Send each entry back exactly as given, pictures excluded.
++++ Input material ++++
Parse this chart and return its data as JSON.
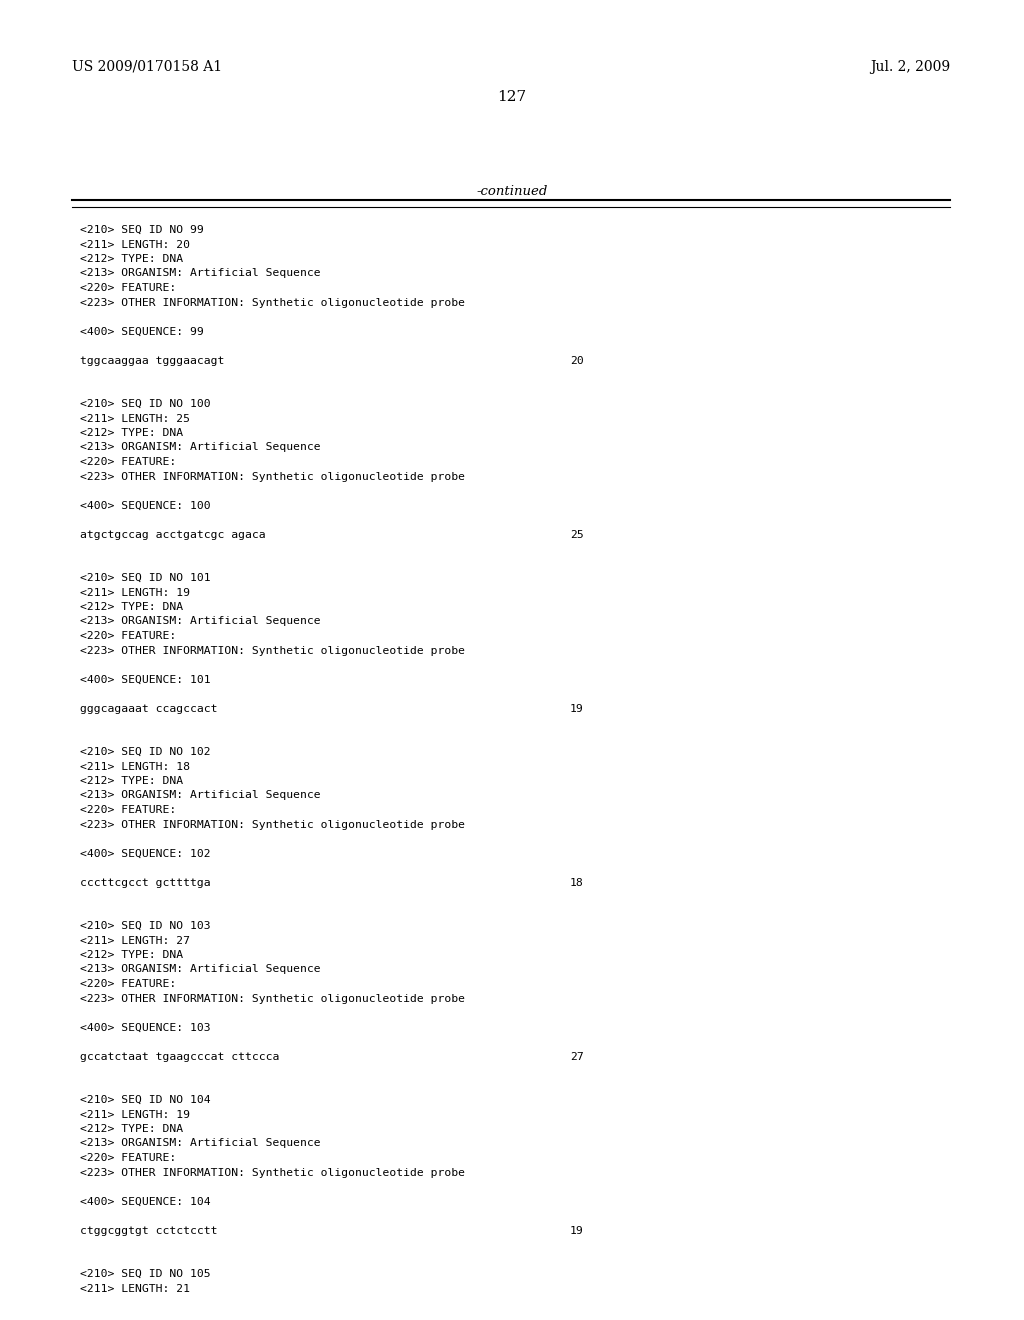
{
  "header_left": "US 2009/0170158 A1",
  "header_right": "Jul. 2, 2009",
  "page_number": "127",
  "continued_label": "-continued",
  "background_color": "#ffffff",
  "text_color": "#000000",
  "line_color": "#000000",
  "blocks": [
    {
      "meta": [
        "<210> SEQ ID NO 99",
        "<211> LENGTH: 20",
        "<212> TYPE: DNA",
        "<213> ORGANISM: Artificial Sequence",
        "<220> FEATURE:",
        "<223> OTHER INFORMATION: Synthetic oligonucleotide probe"
      ],
      "sequence_label": "<400> SEQUENCE: 99",
      "sequence": "tggcaaggaa tgggaacagt",
      "length_num": "20"
    },
    {
      "meta": [
        "<210> SEQ ID NO 100",
        "<211> LENGTH: 25",
        "<212> TYPE: DNA",
        "<213> ORGANISM: Artificial Sequence",
        "<220> FEATURE:",
        "<223> OTHER INFORMATION: Synthetic oligonucleotide probe"
      ],
      "sequence_label": "<400> SEQUENCE: 100",
      "sequence": "atgctgccag acctgatcgc agaca",
      "length_num": "25"
    },
    {
      "meta": [
        "<210> SEQ ID NO 101",
        "<211> LENGTH: 19",
        "<212> TYPE: DNA",
        "<213> ORGANISM: Artificial Sequence",
        "<220> FEATURE:",
        "<223> OTHER INFORMATION: Synthetic oligonucleotide probe"
      ],
      "sequence_label": "<400> SEQUENCE: 101",
      "sequence": "gggcagaaat ccagccact",
      "length_num": "19"
    },
    {
      "meta": [
        "<210> SEQ ID NO 102",
        "<211> LENGTH: 18",
        "<212> TYPE: DNA",
        "<213> ORGANISM: Artificial Sequence",
        "<220> FEATURE:",
        "<223> OTHER INFORMATION: Synthetic oligonucleotide probe"
      ],
      "sequence_label": "<400> SEQUENCE: 102",
      "sequence": "cccttcgcct gcttttga",
      "length_num": "18"
    },
    {
      "meta": [
        "<210> SEQ ID NO 103",
        "<211> LENGTH: 27",
        "<212> TYPE: DNA",
        "<213> ORGANISM: Artificial Sequence",
        "<220> FEATURE:",
        "<223> OTHER INFORMATION: Synthetic oligonucleotide probe"
      ],
      "sequence_label": "<400> SEQUENCE: 103",
      "sequence": "gccatctaat tgaagcccat cttccca",
      "length_num": "27"
    },
    {
      "meta": [
        "<210> SEQ ID NO 104",
        "<211> LENGTH: 19",
        "<212> TYPE: DNA",
        "<213> ORGANISM: Artificial Sequence",
        "<220> FEATURE:",
        "<223> OTHER INFORMATION: Synthetic oligonucleotide probe"
      ],
      "sequence_label": "<400> SEQUENCE: 104",
      "sequence": "ctggcggtgt cctctcctt",
      "length_num": "19"
    },
    {
      "meta": [
        "<210> SEQ ID NO 105",
        "<211> LENGTH: 21"
      ],
      "sequence_label": "",
      "sequence": "",
      "length_num": ""
    }
  ]
}
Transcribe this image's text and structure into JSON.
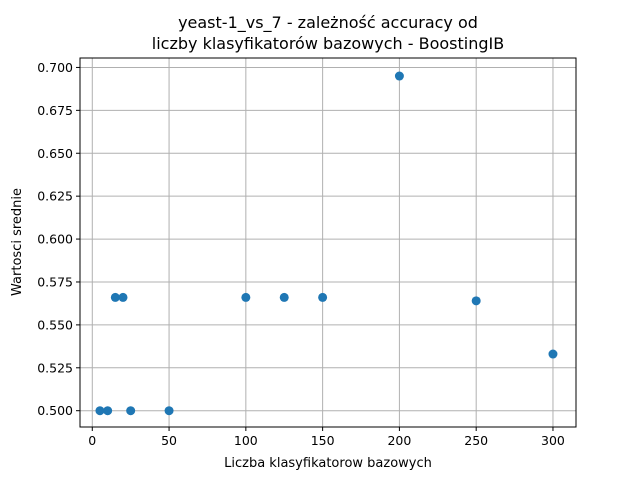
{
  "chart_data": {
    "type": "scatter",
    "title_lines": [
      "yeast-1_vs_7 - zależność accuracy od",
      "liczby klasyfikatorów bazowych - BoostingIB"
    ],
    "xlabel": "Liczba klasyfikatorow bazowych",
    "ylabel": "Wartosci srednie",
    "xlim": [
      -8,
      315
    ],
    "ylim": [
      0.4905,
      0.7055
    ],
    "xticks": [
      0,
      50,
      100,
      150,
      200,
      250,
      300
    ],
    "xtick_labels": [
      "0",
      "50",
      "100",
      "150",
      "200",
      "250",
      "300"
    ],
    "yticks": [
      0.5,
      0.525,
      0.55,
      0.575,
      0.6,
      0.625,
      0.65,
      0.675,
      0.7
    ],
    "ytick_labels": [
      "0.500",
      "0.525",
      "0.550",
      "0.575",
      "0.600",
      "0.625",
      "0.650",
      "0.675",
      "0.700"
    ],
    "grid": true,
    "marker_color": "#1f77b4",
    "points": [
      {
        "x": 5,
        "y": 0.5
      },
      {
        "x": 10,
        "y": 0.5
      },
      {
        "x": 15,
        "y": 0.566
      },
      {
        "x": 20,
        "y": 0.566
      },
      {
        "x": 25,
        "y": 0.5
      },
      {
        "x": 50,
        "y": 0.5
      },
      {
        "x": 100,
        "y": 0.566
      },
      {
        "x": 125,
        "y": 0.566
      },
      {
        "x": 150,
        "y": 0.566
      },
      {
        "x": 200,
        "y": 0.695
      },
      {
        "x": 250,
        "y": 0.564
      },
      {
        "x": 300,
        "y": 0.533
      }
    ]
  }
}
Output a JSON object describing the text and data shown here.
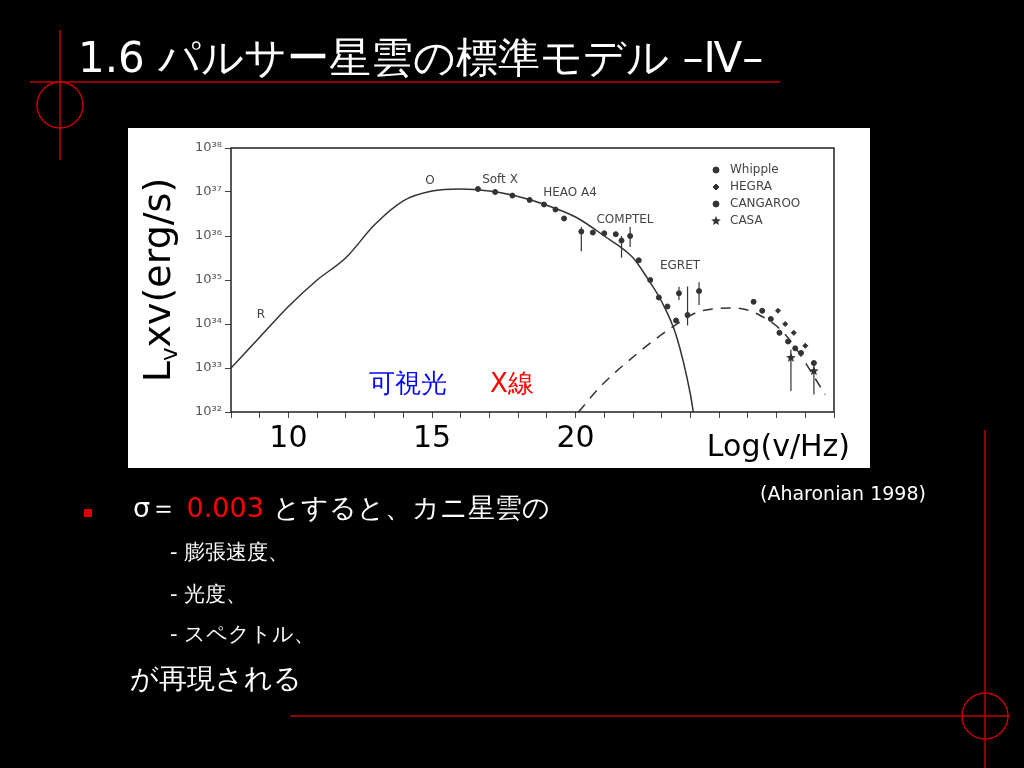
++++
-- Written response --
Parse this chart and return its data as JSON.
{
  "header_left": "US 2009/0170158 A1",
  "header_right": "Jul. 2, 2009",
  "page_number": "127",
  "continued_label": "-continued",
  "background_color": "#ffffff",
  "text_color": "#000000",
  "line_color": "#000000",
  "blocks": [
    {
      "meta": [
        "<210> SEQ ID NO 99",
        "<211> LENGTH: 20",
        "<212> TYPE: DNA",
        "<213> ORGANISM: Artificial Sequence",
        "<220> FEATURE:",
        "<223> OTHER INFORMATION: Synthetic oligonucleotide probe"
      ],
      "sequence_label": "<400> SEQUENCE: 99",
      "sequence": "tggcaaggaa tgggaacagt",
      "length_num": "20"
    },
    {
      "meta": [
        "<210> SEQ ID NO 100",
        "<211> LENGTH: 25",
        "<212> TYPE: DNA",
        "<213> ORGANISM: Artificial Sequence",
        "<220> FEATURE:",
        "<223> OTHER INFORMATION: Synthetic oligonucleotide probe"
      ],
      "sequence_label": "<400> SEQUENCE: 100",
      "sequence": "atgctgccag acctgatcgc agaca",
      "length_num": "25"
    },
    {
      "meta": [
        "<210> SEQ ID NO 101",
        "<211> LENGTH: 19",
        "<212> TYPE: DNA",
        "<213> ORGANISM: Artificial Sequence",
        "<220> FEATURE:",
        "<223> OTHER INFORMATION: Synthetic oligonucleotide probe"
      ],
      "sequence_label": "<400> SEQUENCE: 101",
      "sequence": "gggcagaaat ccagccact",
      "length_num": "19"
    },
    {
      "meta": [
        "<210> SEQ ID NO 102",
        "<211> LENGTH: 18",
        "<212> TYPE: DNA",
        "<213> ORGANISM: Artificial Sequence",
        "<220> FEATURE:",
        "<223> OTHER INFORMATION: Synthetic oligonucleotide probe"
      ],
      "sequence_label": "<400> SEQUENCE: 102",
      "sequence": "cccttcgcct gcttttga",
      "length_num": "18"
    },
    {
      "meta": [
        "<210> SEQ ID NO 103",
        "<211> LENGTH: 27",
        "<212> TYPE: DNA",
        "<213> ORGANISM: Artificial Sequence",
        "<220> FEATURE:",
        "<223> OTHER INFORMATION: Synthetic oligonucleotide probe"
      ],
      "sequence_label": "<400> SEQUENCE: 103",
      "sequence": "gccatctaat tgaagcccat cttccca",
      "length_num": "27"
    },
    {
      "meta": [
        "<210> SEQ ID NO 104",
        "<211> LENGTH: 19",
        "<212> TYPE: DNA",
        "<213> ORGANISM: Artificial Sequence",
        "<220> FEATURE:",
        "<223> OTHER INFORMATION: Synthetic oligonucleotide probe"
      ],
      "sequence_label": "<400> SEQUENCE: 104",
      "sequence": "ctggcggtgt cctctcctt",
      "length_num": "19"
    },
    {
      "meta": [
        "<210> SEQ ID NO 105",
        "<211> LENGTH: 21"
      ],
      "sequence_label": "",
      "sequence": "",
      "length_num": ""
    }
  ]
}
Transcribe this image's text and structure into JSON.
{
  "chart_data": {
    "type": "scatter",
    "title_lines": [
      "yeast-1_vs_7 - zależność accuracy od",
      "liczby klasyfikatorów bazowych - BoostingIB"
    ],
    "xlabel": "Liczba klasyfikatorow bazowych",
    "ylabel": "Wartosci srednie",
    "xlim": [
      -8,
      315
    ],
    "ylim": [
      0.4905,
      0.7055
    ],
    "xticks": [
      0,
      50,
      100,
      150,
      200,
      250,
      300
    ],
    "xtick_labels": [
      "0",
      "50",
      "100",
      "150",
      "200",
      "250",
      "300"
    ],
    "yticks": [
      0.5,
      0.525,
      0.55,
      0.575,
      0.6,
      0.625,
      0.65,
      0.675,
      0.7
    ],
    "ytick_labels": [
      "0.500",
      "0.525",
      "0.550",
      "0.575",
      "0.600",
      "0.625",
      "0.650",
      "0.675",
      "0.700"
    ],
    "grid": true,
    "marker_color": "#1f77b4",
    "points": [
      {
        "x": 5,
        "y": 0.5
      },
      {
        "x": 10,
        "y": 0.5
      },
      {
        "x": 15,
        "y": 0.566
      },
      {
        "x": 20,
        "y": 0.566
      },
      {
        "x": 25,
        "y": 0.5
      },
      {
        "x": 50,
        "y": 0.5
      },
      {
        "x": 100,
        "y": 0.566
      },
      {
        "x": 125,
        "y": 0.566
      },
      {
        "x": 150,
        "y": 0.566
      },
      {
        "x": 200,
        "y": 0.695
      },
      {
        "x": 250,
        "y": 0.564
      },
      {
        "x": 300,
        "y": 0.533
      }
    ]
  }
}
Output a JSON object describing the text and data shown here.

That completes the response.